• [Text shown]
ConViT: Improving Vision Transformers with Soft Convolutional Inductive Biases

As part of this blog post, we will look into the ConViT transformer architecture in detail and learn all about it and also the gated positional self-attention (GPSA) layer! We also see how the ConViT architecture gets the best of both worlds and obtains the benefits of both Transformers and CNNs.
Aman Arora

Paper | GitHub | Model Checkpoints

Credits

Thank you Stéphane d'Ascoli for getting on a call with me and helping me understand the ConViT architecture. This blog post would not have been possible without your help.

Prerequisite

In this blog post, I am going to assume that the reader has a good understanding of the Vision Transformer (ViT) architecture. Please refer to this blog for an introduction to ViT architecture.

Introduction

Ever since the release of Vision Transformer, a large number of other architectures have also been introduced such as DeiT, CaiT, TnT, Swin Transformers, DETR, Visformer, BoTNet, HaloNet & more - that have utilized the Transformer and applied it to the field of computer vision.
But IMHO, we are still a bit further away from seeing self-attention as a complete replacement for convolutional neural networks. From what I've seen and read so far, the best model performance comes from getting the best of both worlds - using both self-attention (in the earlier part) and convolutions (in the latter part) of the model architectures. Allow me to explain:
As Cordonnier, Loukas and Jaggi have shown in their work - On the Relationship between Self-Attention and Convolutional Layers, a self-attention layer with N_h heads can express a convolution of kernel size \sqrt{N_h} if each head focuses on the pixels in the kernel patch. While this is theoretical evidence that self-attention can completely replace convolutions, practically speaking, the best results in Visformer, BoTNet, Stand-Alone Self-Attention in Vision Models were noted when both convolutional and self-attention layers were utilized. A common theme to use convolutional layers in the early parts of the network and self-attention layers in the later parts of the network can be noticed.

• [Material provided]
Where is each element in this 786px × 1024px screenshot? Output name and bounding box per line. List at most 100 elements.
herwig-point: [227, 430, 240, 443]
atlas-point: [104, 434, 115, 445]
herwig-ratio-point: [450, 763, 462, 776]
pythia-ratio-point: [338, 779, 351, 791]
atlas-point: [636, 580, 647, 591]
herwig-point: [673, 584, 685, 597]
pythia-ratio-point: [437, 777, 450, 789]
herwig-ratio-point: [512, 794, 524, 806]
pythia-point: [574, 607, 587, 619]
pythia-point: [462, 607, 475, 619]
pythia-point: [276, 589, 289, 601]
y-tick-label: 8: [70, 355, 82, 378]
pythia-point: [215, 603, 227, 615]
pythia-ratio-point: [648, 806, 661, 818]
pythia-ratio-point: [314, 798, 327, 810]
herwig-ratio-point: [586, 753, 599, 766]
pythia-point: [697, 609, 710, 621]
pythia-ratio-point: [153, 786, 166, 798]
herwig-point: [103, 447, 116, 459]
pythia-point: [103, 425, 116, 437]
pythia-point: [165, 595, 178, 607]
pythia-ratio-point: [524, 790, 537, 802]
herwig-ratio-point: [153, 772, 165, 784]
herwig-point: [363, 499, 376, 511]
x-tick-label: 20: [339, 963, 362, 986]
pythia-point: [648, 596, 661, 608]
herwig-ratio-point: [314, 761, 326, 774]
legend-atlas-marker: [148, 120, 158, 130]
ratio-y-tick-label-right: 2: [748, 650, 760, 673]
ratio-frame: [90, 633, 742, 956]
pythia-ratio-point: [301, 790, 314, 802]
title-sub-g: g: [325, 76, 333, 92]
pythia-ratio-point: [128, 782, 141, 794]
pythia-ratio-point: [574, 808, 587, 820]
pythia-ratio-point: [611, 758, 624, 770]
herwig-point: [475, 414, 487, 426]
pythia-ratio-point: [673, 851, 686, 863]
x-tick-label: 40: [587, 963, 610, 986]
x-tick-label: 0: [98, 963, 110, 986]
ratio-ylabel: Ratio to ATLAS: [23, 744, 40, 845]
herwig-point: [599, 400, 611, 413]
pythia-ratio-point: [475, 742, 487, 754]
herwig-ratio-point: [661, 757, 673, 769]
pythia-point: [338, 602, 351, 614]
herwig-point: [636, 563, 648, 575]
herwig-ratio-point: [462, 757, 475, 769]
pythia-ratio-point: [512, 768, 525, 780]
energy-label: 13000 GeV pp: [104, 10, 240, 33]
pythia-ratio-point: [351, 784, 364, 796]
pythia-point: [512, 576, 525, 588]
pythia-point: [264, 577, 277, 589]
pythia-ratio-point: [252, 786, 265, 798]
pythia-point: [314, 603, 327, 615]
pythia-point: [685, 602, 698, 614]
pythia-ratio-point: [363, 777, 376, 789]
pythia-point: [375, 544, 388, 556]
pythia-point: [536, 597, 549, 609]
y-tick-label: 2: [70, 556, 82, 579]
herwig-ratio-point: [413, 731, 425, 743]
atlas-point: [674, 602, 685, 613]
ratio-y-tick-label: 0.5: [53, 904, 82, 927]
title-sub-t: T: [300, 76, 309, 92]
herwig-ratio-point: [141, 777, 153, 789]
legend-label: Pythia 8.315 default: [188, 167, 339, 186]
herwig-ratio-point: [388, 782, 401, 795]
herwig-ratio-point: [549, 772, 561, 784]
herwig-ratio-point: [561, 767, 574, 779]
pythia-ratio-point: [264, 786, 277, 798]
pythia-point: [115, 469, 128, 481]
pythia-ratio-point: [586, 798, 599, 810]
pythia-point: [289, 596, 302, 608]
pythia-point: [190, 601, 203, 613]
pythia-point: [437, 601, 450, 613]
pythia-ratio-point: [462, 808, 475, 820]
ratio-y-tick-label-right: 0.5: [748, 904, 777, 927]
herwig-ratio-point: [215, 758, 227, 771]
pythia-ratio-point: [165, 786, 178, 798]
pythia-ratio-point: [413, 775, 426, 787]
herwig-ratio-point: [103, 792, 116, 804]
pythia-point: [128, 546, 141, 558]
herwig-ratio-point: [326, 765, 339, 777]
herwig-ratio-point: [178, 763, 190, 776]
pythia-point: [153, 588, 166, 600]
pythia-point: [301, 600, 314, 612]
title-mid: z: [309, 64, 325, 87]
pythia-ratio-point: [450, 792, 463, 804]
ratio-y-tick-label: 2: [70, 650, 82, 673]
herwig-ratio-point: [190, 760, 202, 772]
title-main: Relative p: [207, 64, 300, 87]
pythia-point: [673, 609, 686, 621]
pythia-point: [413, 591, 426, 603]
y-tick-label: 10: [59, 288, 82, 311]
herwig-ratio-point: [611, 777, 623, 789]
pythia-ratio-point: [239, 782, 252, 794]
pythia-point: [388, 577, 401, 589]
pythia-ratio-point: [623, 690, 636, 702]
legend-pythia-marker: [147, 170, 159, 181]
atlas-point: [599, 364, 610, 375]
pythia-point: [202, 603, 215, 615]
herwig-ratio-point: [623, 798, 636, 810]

...

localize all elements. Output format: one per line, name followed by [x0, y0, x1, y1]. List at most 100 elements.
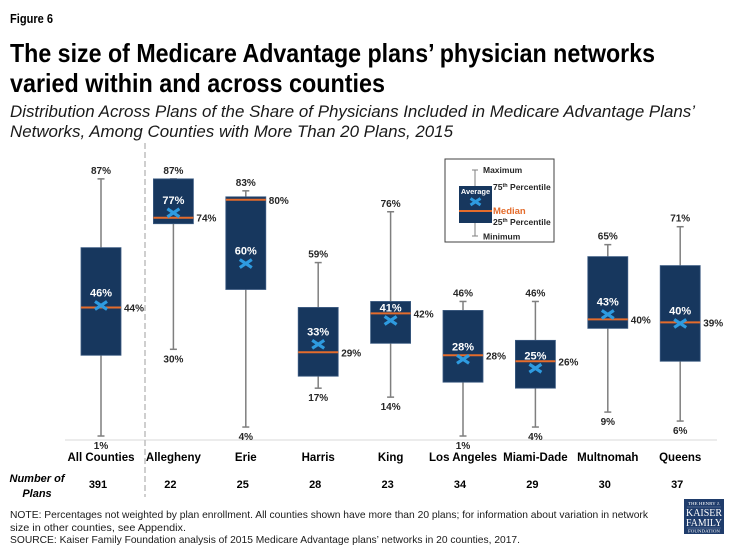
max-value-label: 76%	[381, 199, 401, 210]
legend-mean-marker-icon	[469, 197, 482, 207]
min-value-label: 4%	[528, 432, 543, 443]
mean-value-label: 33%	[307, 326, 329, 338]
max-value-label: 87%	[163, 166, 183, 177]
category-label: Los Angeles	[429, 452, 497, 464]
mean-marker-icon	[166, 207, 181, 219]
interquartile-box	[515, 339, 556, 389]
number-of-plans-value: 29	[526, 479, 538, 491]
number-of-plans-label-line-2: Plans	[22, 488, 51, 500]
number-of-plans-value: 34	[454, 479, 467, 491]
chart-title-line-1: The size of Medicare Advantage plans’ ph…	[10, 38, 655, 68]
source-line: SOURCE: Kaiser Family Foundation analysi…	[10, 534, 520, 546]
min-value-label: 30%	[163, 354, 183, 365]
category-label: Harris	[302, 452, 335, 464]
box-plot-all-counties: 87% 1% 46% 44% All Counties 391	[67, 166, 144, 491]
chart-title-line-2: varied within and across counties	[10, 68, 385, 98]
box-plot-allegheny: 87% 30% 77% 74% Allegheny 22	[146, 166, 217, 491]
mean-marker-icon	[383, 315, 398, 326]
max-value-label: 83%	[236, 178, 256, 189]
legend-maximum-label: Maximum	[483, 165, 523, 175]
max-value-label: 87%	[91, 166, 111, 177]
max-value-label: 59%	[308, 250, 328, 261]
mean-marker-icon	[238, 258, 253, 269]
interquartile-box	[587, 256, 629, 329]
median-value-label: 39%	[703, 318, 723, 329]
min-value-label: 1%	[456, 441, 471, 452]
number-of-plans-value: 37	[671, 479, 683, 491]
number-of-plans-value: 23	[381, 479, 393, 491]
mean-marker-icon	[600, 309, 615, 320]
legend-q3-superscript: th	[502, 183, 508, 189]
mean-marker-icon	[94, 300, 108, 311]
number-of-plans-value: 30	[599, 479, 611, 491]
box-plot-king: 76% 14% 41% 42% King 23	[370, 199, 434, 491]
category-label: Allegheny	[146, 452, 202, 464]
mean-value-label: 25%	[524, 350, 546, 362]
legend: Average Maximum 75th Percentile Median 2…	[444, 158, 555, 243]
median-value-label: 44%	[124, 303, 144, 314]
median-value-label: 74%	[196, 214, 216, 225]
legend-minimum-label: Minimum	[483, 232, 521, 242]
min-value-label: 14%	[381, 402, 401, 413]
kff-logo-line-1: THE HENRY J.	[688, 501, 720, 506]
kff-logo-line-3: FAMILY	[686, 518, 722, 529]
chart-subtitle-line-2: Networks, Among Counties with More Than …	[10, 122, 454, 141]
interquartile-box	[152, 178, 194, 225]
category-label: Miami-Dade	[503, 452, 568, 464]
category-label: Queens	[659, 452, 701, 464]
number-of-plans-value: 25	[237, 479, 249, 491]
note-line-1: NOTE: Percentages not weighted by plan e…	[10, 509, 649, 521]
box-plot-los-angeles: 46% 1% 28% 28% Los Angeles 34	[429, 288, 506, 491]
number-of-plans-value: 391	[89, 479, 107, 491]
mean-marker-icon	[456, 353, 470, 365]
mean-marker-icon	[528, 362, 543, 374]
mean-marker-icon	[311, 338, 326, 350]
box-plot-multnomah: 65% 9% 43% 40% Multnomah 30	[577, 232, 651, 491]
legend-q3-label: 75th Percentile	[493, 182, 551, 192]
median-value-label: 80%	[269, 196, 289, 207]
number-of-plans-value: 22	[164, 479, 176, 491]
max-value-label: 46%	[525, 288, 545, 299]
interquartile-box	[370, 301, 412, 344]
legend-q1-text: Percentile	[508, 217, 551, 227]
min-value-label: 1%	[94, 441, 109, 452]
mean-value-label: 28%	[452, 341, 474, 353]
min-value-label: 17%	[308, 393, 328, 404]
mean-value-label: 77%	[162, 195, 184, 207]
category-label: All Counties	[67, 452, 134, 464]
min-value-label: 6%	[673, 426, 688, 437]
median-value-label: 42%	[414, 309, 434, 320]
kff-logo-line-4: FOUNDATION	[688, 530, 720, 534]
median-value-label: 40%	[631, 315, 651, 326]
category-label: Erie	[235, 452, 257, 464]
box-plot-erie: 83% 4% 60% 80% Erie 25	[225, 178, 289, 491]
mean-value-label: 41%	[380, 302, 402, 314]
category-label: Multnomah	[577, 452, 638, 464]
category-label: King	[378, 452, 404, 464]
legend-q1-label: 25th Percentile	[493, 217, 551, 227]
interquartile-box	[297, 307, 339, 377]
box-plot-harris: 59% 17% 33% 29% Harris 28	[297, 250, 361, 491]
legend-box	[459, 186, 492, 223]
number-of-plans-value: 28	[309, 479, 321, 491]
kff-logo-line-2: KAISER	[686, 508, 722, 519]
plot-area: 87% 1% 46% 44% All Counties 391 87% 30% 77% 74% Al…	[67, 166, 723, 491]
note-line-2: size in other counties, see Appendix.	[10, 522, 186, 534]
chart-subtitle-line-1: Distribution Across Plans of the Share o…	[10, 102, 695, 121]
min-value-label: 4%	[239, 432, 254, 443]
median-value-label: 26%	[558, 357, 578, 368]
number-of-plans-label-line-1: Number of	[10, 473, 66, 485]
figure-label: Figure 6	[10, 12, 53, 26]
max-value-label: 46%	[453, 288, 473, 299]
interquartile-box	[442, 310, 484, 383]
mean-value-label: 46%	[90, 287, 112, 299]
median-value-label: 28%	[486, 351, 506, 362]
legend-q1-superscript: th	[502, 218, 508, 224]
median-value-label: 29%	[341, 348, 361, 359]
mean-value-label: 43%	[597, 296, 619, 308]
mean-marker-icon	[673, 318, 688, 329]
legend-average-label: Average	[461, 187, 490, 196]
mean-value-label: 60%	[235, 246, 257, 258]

---

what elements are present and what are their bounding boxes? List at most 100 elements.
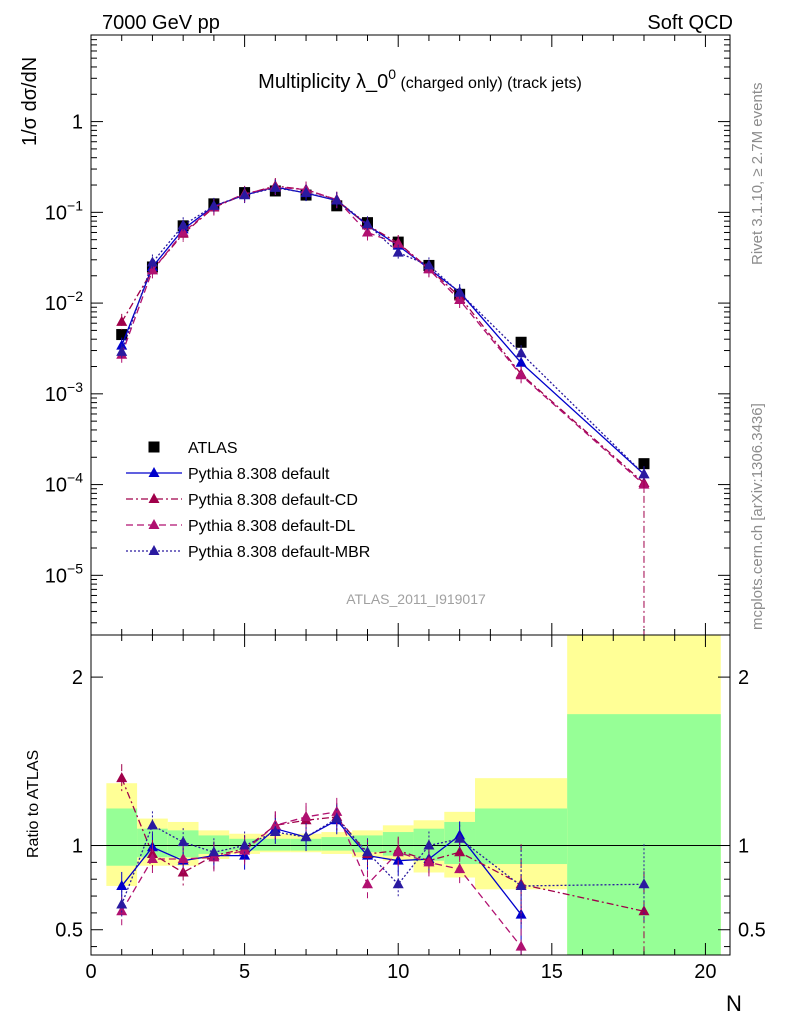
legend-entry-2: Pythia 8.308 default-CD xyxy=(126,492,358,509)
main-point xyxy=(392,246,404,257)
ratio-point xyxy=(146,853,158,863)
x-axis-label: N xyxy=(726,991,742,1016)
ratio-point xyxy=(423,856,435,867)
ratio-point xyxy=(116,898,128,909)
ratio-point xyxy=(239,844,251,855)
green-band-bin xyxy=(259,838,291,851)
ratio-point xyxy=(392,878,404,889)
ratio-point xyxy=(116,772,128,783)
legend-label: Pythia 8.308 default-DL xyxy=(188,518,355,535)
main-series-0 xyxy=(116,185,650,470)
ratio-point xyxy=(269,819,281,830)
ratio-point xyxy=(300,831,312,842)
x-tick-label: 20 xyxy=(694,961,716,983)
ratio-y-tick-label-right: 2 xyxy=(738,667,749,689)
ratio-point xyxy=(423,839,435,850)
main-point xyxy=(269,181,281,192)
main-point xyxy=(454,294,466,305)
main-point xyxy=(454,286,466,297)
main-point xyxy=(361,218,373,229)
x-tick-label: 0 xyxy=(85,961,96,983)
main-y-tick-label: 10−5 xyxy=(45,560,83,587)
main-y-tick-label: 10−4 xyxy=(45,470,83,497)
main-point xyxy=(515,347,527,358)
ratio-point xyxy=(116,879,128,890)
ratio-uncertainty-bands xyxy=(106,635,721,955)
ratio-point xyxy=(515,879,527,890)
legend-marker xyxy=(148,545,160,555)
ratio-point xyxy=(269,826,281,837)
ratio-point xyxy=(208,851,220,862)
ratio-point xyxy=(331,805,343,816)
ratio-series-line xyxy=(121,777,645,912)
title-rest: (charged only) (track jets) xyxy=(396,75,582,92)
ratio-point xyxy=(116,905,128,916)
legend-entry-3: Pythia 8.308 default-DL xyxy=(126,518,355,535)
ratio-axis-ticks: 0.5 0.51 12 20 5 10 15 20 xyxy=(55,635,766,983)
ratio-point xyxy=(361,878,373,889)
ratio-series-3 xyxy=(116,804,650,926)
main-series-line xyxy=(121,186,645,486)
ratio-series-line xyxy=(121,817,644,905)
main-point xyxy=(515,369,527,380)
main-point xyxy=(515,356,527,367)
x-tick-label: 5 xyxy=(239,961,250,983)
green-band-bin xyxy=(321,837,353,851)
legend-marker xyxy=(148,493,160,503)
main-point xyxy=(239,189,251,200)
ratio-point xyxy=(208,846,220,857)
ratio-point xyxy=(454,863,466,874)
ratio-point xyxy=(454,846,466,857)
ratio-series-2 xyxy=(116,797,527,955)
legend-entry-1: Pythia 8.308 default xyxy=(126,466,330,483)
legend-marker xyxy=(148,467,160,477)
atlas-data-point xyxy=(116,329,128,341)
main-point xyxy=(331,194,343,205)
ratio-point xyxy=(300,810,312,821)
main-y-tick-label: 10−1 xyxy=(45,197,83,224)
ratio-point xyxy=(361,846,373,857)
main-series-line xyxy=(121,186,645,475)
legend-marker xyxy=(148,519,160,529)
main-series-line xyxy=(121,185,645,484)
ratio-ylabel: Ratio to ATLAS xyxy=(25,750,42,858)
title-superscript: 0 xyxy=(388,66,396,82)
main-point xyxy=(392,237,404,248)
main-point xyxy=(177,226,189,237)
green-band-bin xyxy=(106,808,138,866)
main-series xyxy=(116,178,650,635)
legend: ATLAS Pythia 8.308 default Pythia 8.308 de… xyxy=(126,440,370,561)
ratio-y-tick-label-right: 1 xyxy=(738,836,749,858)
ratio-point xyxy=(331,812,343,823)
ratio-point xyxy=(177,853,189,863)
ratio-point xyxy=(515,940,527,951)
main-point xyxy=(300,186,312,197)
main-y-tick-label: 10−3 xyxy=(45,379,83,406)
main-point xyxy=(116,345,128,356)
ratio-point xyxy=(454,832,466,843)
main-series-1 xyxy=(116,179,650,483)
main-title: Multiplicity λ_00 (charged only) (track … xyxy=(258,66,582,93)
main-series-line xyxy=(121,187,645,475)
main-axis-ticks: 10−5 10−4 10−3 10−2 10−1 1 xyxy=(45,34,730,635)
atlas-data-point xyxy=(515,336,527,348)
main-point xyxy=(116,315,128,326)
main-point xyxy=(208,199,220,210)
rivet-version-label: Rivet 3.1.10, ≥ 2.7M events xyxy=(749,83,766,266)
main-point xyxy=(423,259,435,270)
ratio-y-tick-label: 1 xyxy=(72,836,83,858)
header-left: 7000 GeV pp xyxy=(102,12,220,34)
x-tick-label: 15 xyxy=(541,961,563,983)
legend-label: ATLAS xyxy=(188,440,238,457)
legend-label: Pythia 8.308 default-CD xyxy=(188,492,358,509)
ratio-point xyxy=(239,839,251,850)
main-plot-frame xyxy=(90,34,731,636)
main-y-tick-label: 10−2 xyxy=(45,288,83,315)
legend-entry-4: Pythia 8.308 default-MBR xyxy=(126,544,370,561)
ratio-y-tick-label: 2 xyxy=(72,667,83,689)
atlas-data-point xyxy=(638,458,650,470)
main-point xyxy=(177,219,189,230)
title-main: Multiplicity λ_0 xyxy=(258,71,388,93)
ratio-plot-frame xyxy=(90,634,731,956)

• [Task description]
Please pick up the ConViT blog post after its last sentence and write the next part. The items come from a different source than the text.

• [Written response]
The ConViT research paper also builds on top of this insight and replaces the first 10 self-attention layers of the Vision Transformer with gated positional self-attention (GPSA) layers - which upon initialization act as convolutional layers and based on a gating parameter can convert to self-attention layers.
Doing so makes the earlier part of the network upon initialization behave as a convolutional neural network with the option to turn into a fully self-attention-based network based on the gating parameter which is learned via model training.
As part of this blog post, we are going to be looking into the ConViT architecture in detail and also look at how the GPSA layers are different from self-attention (SA) layers.

Transformers vs Convolutions - is there any middle ground?

Recently, the success of ViT demonstrates that the transformer architecture can be extremely powerful in data-plentiful regimes (when there is huge amounts of data available). The ViT architecture requires pretraining on huge amounts of data - JFT-300M or ImageNet-21k datasets. This is not always possible as practitioners might have sufficient hardware required to perform this pretraining.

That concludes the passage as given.